■ **WHAT YOU SHOULD DO**
Copy the records that follow exactly as written, but not their pictures.

■ **INPUT FOR THIS TASK**
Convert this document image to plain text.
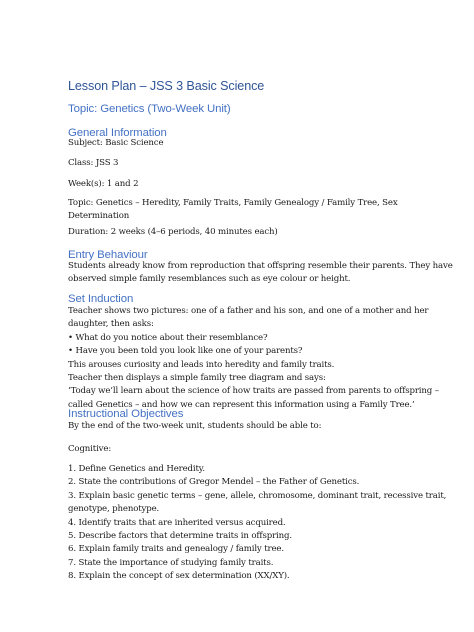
Lesson Plan – JSS 3 Basic Science
Topic: Genetics (Two-Week Unit)
General Information
Subject: Basic Science
Class: JSS 3
Week(s): 1 and 2
Topic: Genetics – Heredity, Family Traits, Family Genealogy / Family Tree, Sex
Determination
Duration: 2 weeks (4–6 periods, 40 minutes each)
Entry Behaviour
Students already know from reproduction that offspring resemble their parents. They have
observed simple family resemblances such as eye colour or height.
Set Induction
Teacher shows two pictures: one of a father and his son, and one of a mother and her
daughter, then asks:
• What do you notice about their resemblance?
• Have you been told you look like one of your parents?
This arouses curiosity and leads into heredity and family traits.
Teacher then displays a simple family tree diagram and says:
‘Today we’ll learn about the science of how traits are passed from parents to offspring –
called Genetics – and how we can represent this information using a Family Tree.’
Instructional Objectives
By the end of the two-week unit, students should be able to:
Cognitive:
1. Define Genetics and Heredity.
2. State the contributions of Gregor Mendel – the Father of Genetics.
3. Explain basic genetic terms – gene, allele, chromosome, dominant trait, recessive trait,
genotype, phenotype.
4. Identify traits that are inherited versus acquired.
5. Describe factors that determine traits in offspring.
6. Explain family traits and genealogy / family tree.
7. State the importance of studying family traits.
8. Explain the concept of sex determination (XX/XY).
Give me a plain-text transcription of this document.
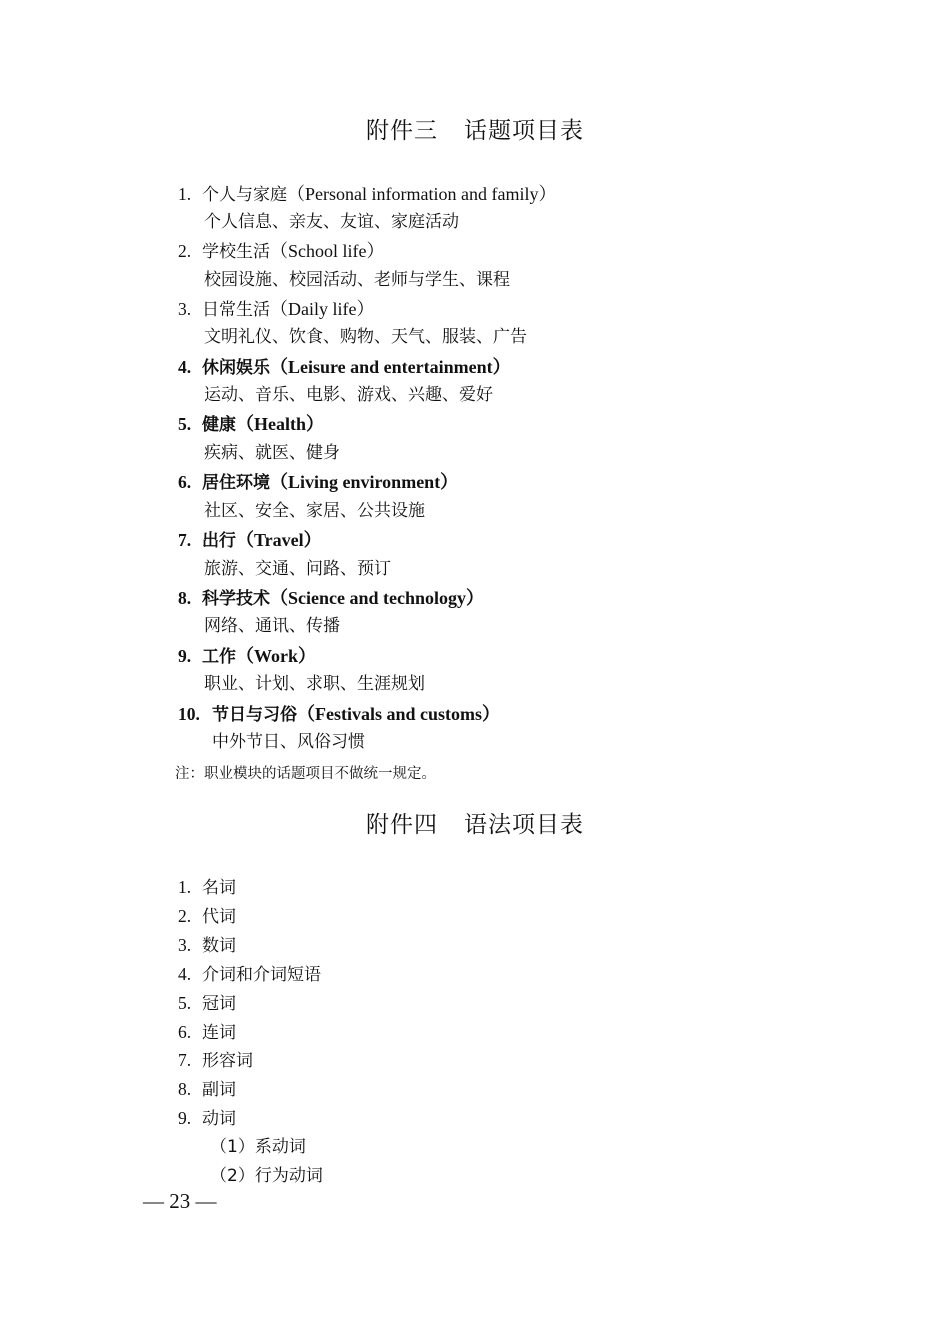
附件三 话题项目表
1. 个人与家庭（Personal information and family）
个人信息、亲友、友谊、家庭活动
2. 学校生活（School life）
校园设施、校园活动、老师与学生、课程
3. 日常生活（Daily life）
文明礼仪、饮食、购物、天气、服装、广告
4. 休闲娱乐（Leisure and entertainment）
运动、音乐、电影、游戏、兴趣、爱好
5. 健康（Health）
疾病、就医、健身
6. 居住环境（Living environment）
社区、安全、家居、公共设施
7. 出行（Travel）
旅游、交通、问路、预订
8. 科学技术（Science and technology）
网络、通讯、传播
9. 工作（Work）
职业、计划、求职、生涯规划
10. 节日与习俗（Festivals and customs）
中外节日、风俗习惯
注：职业模块的话题项目不做统一规定。
附件四 语法项目表
1. 名词
2. 代词
3. 数词
4. 介词和介词短语
5. 冠词
6. 连词
7. 形容词
8. 副词
9. 动词
（1）系动词
（2）行为动词
— 23 —
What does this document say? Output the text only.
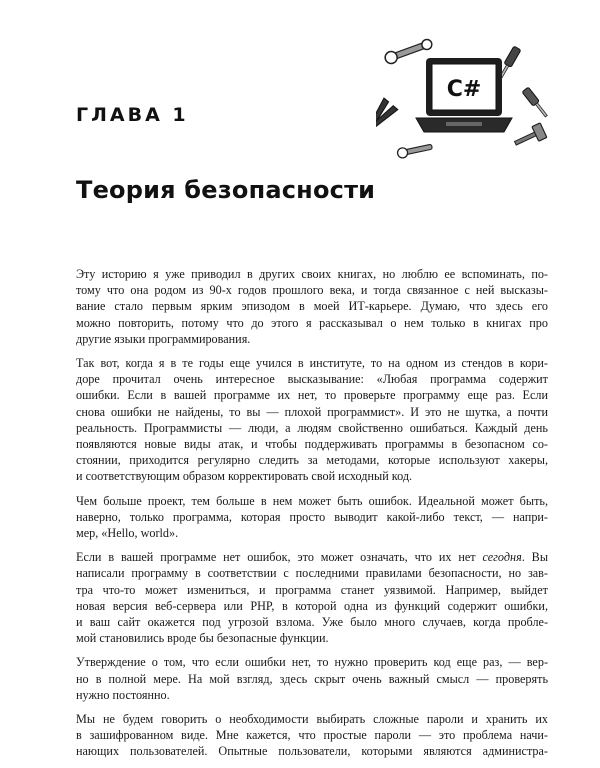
ГЛАВА 1
C#
Теория безопасности
Эту историю я уже приводил в других своих книгах, но люблю ее вспоминать, по-
тому что она родом из 90-х годов прошлого века, и тогда связанное с ней высказы-
вание стало первым ярким эпизодом в моей ИТ-карьере. Думаю, что здесь его
можно повторить, потому что до этого я рассказывал о нем только в книгах про
другие языки программирования.
Так вот, когда я в те годы еще учился в институте, то на одном из стендов в кори-
доре прочитал очень интересное высказывание: «Любая программа содержит
ошибки. Если в вашей программе их нет, то проверьте программу еще раз. Если
снова ошибки не найдены, то вы — плохой программист». И это не шутка, а почти
реальность. Программисты — люди, а людям свойственно ошибаться. Каждый день
появляются новые виды атак, и чтобы поддерживать программы в безопасном со-
стоянии, приходится регулярно следить за методами, которые используют хакеры,
и соответствующим образом корректировать свой исходный код.
Чем больше проект, тем больше в нем может быть ошибок. Идеальной может быть,
наверно, только программа, которая просто выводит какой-либо текст, — напри-
мер, «Hello, world».
Если в вашей программе нет ошибок, это может означать, что их нет сегодня. Вы
написали программу в соответствии с последними правилами безопасности, но зав-
тра что-то может измениться, и программа станет уязвимой. Например, выйдет
новая версия веб-сервера или PHP, в которой одна из функций содержит ошибки,
и ваш сайт окажется под угрозой взлома. Уже было много случаев, когда пробле-
мой становились вроде бы безопасные функции.
Утверждение о том, что если ошибки нет, то нужно проверить код еще раз, — вер-
но в полной мере. На мой взгляд, здесь скрыт очень важный смысл — проверять
нужно постоянно.
Мы не будем говорить о необходимости выбирать сложные пароли и хранить их
в зашифрованном виде. Мне кажется, что простые пароли — это проблема начи-
нающих пользователей. Опытные пользователи, которыми являются администра-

■ **TASK ANSWER**
Convert this document image to plain text.
Lesson Plan – JSS 3 Basic Science
Topic: Genetics (Two-Week Unit)
General Information
Subject: Basic Science
Class: JSS 3
Week(s): 1 and 2
Topic: Genetics – Heredity, Family Traits, Family Genealogy / Family Tree, Sex
Determination
Duration: 2 weeks (4–6 periods, 40 minutes each)
Entry Behaviour
Students already know from reproduction that offspring resemble their parents. They have
observed simple family resemblances such as eye colour or height.
Set Induction
Teacher shows two pictures: one of a father and his son, and one of a mother and her
daughter, then asks:
• What do you notice about their resemblance?
• Have you been told you look like one of your parents?
This arouses curiosity and leads into heredity and family traits.
Teacher then displays a simple family tree diagram and says:
‘Today we’ll learn about the science of how traits are passed from parents to offspring –
called Genetics – and how we can represent this information using a Family Tree.’
Instructional Objectives
By the end of the two-week unit, students should be able to:
Cognitive:
1. Define Genetics and Heredity.
2. State the contributions of Gregor Mendel – the Father of Genetics.
3. Explain basic genetic terms – gene, allele, chromosome, dominant trait, recessive trait,
genotype, phenotype.
4. Identify traits that are inherited versus acquired.
5. Describe factors that determine traits in offspring.
6. Explain family traits and genealogy / family tree.
7. State the importance of studying family traits.
8. Explain the concept of sex determination (XX/XY).
Give me a plain-text transcription of this document.
附件三 话题项目表
1. 个人与家庭（Personal information and family）
个人信息、亲友、友谊、家庭活动
2. 学校生活（School life）
校园设施、校园活动、老师与学生、课程
3. 日常生活（Daily life）
文明礼仪、饮食、购物、天气、服装、广告
4. 休闲娱乐（Leisure and entertainment）
运动、音乐、电影、游戏、兴趣、爱好
5. 健康（Health）
疾病、就医、健身
6. 居住环境（Living environment）
社区、安全、家居、公共设施
7. 出行（Travel）
旅游、交通、问路、预订
8. 科学技术（Science and technology）
网络、通讯、传播
9. 工作（Work）
职业、计划、求职、生涯规划
10. 节日与习俗（Festivals and customs）
中外节日、风俗习惯
注：职业模块的话题项目不做统一规定。
附件四 语法项目表
1. 名词
2. 代词
3. 数词
4. 介词和介词短语
5. 冠词
6. 连词
7. 形容词
8. 副词
9. 动词
（1）系动词
（2）行为动词
— 23 —
What does this document say? Output the text only.
ГЛАВА 1
C#
Теория безопасности
Эту историю я уже приводил в других своих книгах, но люблю ее вспоминать, по-
тому что она родом из 90-х годов прошлого века, и тогда связанное с ней высказы-
вание стало первым ярким эпизодом в моей ИТ-карьере. Думаю, что здесь его
можно повторить, потому что до этого я рассказывал о нем только в книгах про
другие языки программирования.
Так вот, когда я в те годы еще учился в институте, то на одном из стендов в кори-
доре прочитал очень интересное высказывание: «Любая программа содержит
ошибки. Если в вашей программе их нет, то проверьте программу еще раз. Если
снова ошибки не найдены, то вы — плохой программист». И это не шутка, а почти
реальность. Программисты — люди, а людям свойственно ошибаться. Каждый день
появляются новые виды атак, и чтобы поддерживать программы в безопасном со-
стоянии, приходится регулярно следить за методами, которые используют хакеры,
и соответствующим образом корректировать свой исходный код.
Чем больше проект, тем больше в нем может быть ошибок. Идеальной может быть,
наверно, только программа, которая просто выводит какой-либо текст, — напри-
мер, «Hello, world».
Если в вашей программе нет ошибок, это может означать, что их нет сегодня. Вы
написали программу в соответствии с последними правилами безопасности, но зав-
тра что-то может измениться, и программа станет уязвимой. Например, выйдет
новая версия веб-сервера или PHP, в которой одна из функций содержит ошибки,
и ваш сайт окажется под угрозой взлома. Уже было много случаев, когда пробле-
мой становились вроде бы безопасные функции.
Утверждение о том, что если ошибки нет, то нужно проверить код еще раз, — вер-
но в полной мере. На мой взгляд, здесь скрыт очень важный смысл — проверять
нужно постоянно.
Мы не будем говорить о необходимости выбирать сложные пароли и хранить их
в зашифрованном виде. Мне кажется, что простые пароли — это проблема начи-
нающих пользователей. Опытные пользователи, которыми являются администра-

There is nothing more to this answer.